- Stored items:
"""
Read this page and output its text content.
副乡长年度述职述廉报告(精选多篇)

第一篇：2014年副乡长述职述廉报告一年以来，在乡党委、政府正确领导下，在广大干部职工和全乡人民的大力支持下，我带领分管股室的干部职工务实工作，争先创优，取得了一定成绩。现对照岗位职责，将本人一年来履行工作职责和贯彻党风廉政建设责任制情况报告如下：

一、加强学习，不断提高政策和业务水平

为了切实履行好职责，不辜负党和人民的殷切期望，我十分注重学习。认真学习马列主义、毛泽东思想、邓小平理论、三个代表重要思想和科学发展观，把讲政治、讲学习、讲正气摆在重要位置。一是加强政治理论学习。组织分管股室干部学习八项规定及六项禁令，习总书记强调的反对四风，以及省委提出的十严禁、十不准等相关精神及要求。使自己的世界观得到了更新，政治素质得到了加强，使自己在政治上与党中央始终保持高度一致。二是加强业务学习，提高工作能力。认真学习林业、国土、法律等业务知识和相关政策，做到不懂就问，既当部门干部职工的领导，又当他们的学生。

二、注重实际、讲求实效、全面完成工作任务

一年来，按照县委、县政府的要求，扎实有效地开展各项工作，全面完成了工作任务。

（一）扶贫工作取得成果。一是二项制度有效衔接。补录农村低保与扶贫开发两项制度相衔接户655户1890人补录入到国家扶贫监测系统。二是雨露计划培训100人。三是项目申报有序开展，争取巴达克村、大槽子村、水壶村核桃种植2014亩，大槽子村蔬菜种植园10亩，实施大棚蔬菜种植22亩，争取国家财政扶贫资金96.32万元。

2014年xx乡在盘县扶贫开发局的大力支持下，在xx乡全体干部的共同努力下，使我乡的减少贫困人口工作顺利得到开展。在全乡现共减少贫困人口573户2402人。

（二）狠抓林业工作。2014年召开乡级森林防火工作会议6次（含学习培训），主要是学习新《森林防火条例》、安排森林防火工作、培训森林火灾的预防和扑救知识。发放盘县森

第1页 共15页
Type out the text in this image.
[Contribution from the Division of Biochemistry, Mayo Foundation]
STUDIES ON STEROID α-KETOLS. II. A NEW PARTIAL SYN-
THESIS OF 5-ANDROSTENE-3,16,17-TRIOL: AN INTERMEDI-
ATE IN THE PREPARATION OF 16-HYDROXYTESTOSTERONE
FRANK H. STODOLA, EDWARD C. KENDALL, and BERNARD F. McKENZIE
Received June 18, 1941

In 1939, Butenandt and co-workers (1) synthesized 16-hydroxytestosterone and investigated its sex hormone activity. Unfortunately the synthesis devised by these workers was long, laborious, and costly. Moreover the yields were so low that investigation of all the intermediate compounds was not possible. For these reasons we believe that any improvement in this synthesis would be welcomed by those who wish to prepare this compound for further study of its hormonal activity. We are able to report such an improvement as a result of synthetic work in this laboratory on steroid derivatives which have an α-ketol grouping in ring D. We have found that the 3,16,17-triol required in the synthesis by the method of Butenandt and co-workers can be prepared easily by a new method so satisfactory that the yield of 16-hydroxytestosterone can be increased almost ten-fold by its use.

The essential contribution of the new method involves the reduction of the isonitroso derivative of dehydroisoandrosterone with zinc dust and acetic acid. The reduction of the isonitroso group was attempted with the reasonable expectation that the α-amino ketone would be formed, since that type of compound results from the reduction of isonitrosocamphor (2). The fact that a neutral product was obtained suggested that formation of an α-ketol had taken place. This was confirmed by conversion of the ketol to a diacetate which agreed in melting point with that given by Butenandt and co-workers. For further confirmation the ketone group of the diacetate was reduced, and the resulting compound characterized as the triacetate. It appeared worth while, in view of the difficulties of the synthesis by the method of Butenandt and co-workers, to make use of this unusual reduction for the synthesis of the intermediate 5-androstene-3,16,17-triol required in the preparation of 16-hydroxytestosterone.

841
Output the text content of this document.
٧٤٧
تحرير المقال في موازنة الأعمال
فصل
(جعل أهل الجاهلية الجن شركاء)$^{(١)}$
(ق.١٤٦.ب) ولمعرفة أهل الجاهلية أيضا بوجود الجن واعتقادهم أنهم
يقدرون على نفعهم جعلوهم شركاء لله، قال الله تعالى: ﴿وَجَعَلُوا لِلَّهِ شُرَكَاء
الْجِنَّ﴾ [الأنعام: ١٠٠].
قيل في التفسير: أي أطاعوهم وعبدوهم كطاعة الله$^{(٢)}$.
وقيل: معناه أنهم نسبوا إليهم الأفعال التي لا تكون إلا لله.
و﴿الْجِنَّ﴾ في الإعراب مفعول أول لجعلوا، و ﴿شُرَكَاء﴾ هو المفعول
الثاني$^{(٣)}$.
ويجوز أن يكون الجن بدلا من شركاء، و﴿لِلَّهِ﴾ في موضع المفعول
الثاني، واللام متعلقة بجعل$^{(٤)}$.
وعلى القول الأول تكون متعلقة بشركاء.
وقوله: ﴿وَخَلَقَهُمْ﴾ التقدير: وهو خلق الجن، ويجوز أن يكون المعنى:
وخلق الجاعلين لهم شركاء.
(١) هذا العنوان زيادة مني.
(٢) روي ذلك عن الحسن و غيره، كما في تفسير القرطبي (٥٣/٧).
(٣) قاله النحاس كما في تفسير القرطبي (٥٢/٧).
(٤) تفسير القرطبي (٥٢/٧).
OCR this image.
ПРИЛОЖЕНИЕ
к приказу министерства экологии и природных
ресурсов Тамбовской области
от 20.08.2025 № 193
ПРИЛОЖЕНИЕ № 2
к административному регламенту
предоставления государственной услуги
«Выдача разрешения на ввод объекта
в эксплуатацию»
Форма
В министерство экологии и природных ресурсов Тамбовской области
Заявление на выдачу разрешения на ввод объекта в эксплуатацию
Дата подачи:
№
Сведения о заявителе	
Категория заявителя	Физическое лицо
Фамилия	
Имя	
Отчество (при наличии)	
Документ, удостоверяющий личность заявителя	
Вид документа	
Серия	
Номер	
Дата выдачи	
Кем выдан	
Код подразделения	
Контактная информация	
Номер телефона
"""
- Written request:
Copy out the whole listing, exactly as written.

- Expected output:
Read this page and output its text content.
副乡长年度述职述廉报告(精选多篇)

第一篇：2014年副乡长述职述廉报告一年以来，在乡党委、政府正确领导下，在广大干部职工和全乡人民的大力支持下，我带领分管股室的干部职工务实工作，争先创优，取得了一定成绩。现对照岗位职责，将本人一年来履行工作职责和贯彻党风廉政建设责任制情况报告如下：

一、加强学习，不断提高政策和业务水平

为了切实履行好职责，不辜负党和人民的殷切期望，我十分注重学习。认真学习马列主义、毛泽东思想、邓小平理论、三个代表重要思想和科学发展观，把讲政治、讲学习、讲正气摆在重要位置。一是加强政治理论学习。组织分管股室干部学习八项规定及六项禁令，习总书记强调的反对四风，以及省委提出的十严禁、十不准等相关精神及要求。使自己的世界观得到了更新，政治素质得到了加强，使自己在政治上与党中央始终保持高度一致。二是加强业务学习，提高工作能力。认真学习林业、国土、法律等业务知识和相关政策，做到不懂就问，既当部门干部职工的领导，又当他们的学生。

二、注重实际、讲求实效、全面完成工作任务

一年来，按照县委、县政府的要求，扎实有效地开展各项工作，全面完成了工作任务。

（一）扶贫工作取得成果。一是二项制度有效衔接。补录农村低保与扶贫开发两项制度相衔接户655户1890人补录入到国家扶贫监测系统。二是雨露计划培训100人。三是项目申报有序开展，争取巴达克村、大槽子村、水壶村核桃种植2014亩，大槽子村蔬菜种植园10亩，实施大棚蔬菜种植22亩，争取国家财政扶贫资金96.32万元。

2014年xx乡在盘县扶贫开发局的大力支持下，在xx乡全体干部的共同努力下，使我乡的减少贫困人口工作顺利得到开展。在全乡现共减少贫困人口573户2402人。

（二）狠抓林业工作。2014年召开乡级森林防火工作会议6次（含学习培训），主要是学习新《森林防火条例》、安排森林防火工作、培训森林火灾的预防和扑救知识。发放盘县森

第1页 共15页
Type out the text in this image.
[Contribution from the Division of Biochemistry, Mayo Foundation]
STUDIES ON STEROID α-KETOLS. II. A NEW PARTIAL SYN-
THESIS OF 5-ANDROSTENE-3,16,17-TRIOL: AN INTERMEDI-
ATE IN THE PREPARATION OF 16-HYDROXYTESTOSTERONE
FRANK H. STODOLA, EDWARD C. KENDALL, and BERNARD F. McKENZIE
Received June 18, 1941

In 1939, Butenandt and co-workers (1) synthesized 16-hydroxytestosterone and investigated its sex hormone activity. Unfortunately the synthesis devised by these workers was long, laborious, and costly. Moreover the yields were so low that investigation of all the intermediate compounds was not possible. For these reasons we believe that any improvement in this synthesis would be welcomed by those who wish to prepare this compound for further study of its hormonal activity. We are able to report such an improvement as a result of synthetic work in this laboratory on steroid derivatives which have an α-ketol grouping in ring D. We have found that the 3,16,17-triol required in the synthesis by the method of Butenandt and co-workers can be prepared easily by a new method so satisfactory that the yield of 16-hydroxytestosterone can be increased almost ten-fold by its use.

The essential contribution of the new method involves the reduction of the isonitroso derivative of dehydroisoandrosterone with zinc dust and acetic acid. The reduction of the isonitroso group was attempted with the reasonable expectation that the α-amino ketone would be formed, since that type of compound results from the reduction of isonitrosocamphor (2). The fact that a neutral product was obtained suggested that formation of an α-ketol had taken place. This was confirmed by conversion of the ketol to a diacetate which agreed in melting point with that given by Butenandt and co-workers. For further confirmation the ketone group of the diacetate was reduced, and the resulting compound characterized as the triacetate. It appeared worth while, in view of the difficulties of the synthesis by the method of Butenandt and co-workers, to make use of this unusual reduction for the synthesis of the intermediate 5-androstene-3,16,17-triol required in the preparation of 16-hydroxytestosterone.

841
Output the text content of this document.
٧٤٧
تحرير المقال في موازنة الأعمال
فصل
(جعل أهل الجاهلية الجن شركاء)$^{(١)}$
(ق.١٤٦.ب) ولمعرفة أهل الجاهلية أيضا بوجود الجن واعتقادهم أنهم
يقدرون على نفعهم جعلوهم شركاء لله، قال الله تعالى: ﴿وَجَعَلُوا لِلَّهِ شُرَكَاء
الْجِنَّ﴾ [الأنعام: ١٠٠].
قيل في التفسير: أي أطاعوهم وعبدوهم كطاعة الله$^{(٢)}$.
وقيل: معناه أنهم نسبوا إليهم الأفعال التي لا تكون إلا لله.
و﴿الْجِنَّ﴾ في الإعراب مفعول أول لجعلوا، و ﴿شُرَكَاء﴾ هو المفعول
الثاني$^{(٣)}$.
ويجوز أن يكون الجن بدلا من شركاء، و﴿لِلَّهِ﴾ في موضع المفعول
الثاني، واللام متعلقة بجعل$^{(٤)}$.
وعلى القول الأول تكون متعلقة بشركاء.
وقوله: ﴿وَخَلَقَهُمْ﴾ التقدير: وهو خلق الجن، ويجوز أن يكون المعنى:
وخلق الجاعلين لهم شركاء.
(١) هذا العنوان زيادة مني.
(٢) روي ذلك عن الحسن و غيره، كما في تفسير القرطبي (٥٣/٧).
(٣) قاله النحاس كما في تفسير القرطبي (٥٢/٧).
(٤) تفسير القرطبي (٥٢/٧).
OCR this image.
ПРИЛОЖЕНИЕ
к приказу министерства экологии и природных
ресурсов Тамбовской области
от 20.08.2025 № 193
ПРИЛОЖЕНИЕ № 2
к административному регламенту
предоставления государственной услуги
«Выдача разрешения на ввод объекта
в эксплуатацию»
Форма
В министерство экологии и природных ресурсов Тамбовской области
Заявление на выдачу разрешения на ввод объекта в эксплуатацию
Дата подачи:
№
Сведения о заявителе	
Категория заявителя	Физическое лицо
Фамилия	
Имя	
Отчество (при наличии)	
Документ, удостоверяющий личность заявителя	
Вид документа	
Серия	
Номер	
Дата выдачи	
Кем выдан	
Код подразделения	
Контактная информация	
Номер телефона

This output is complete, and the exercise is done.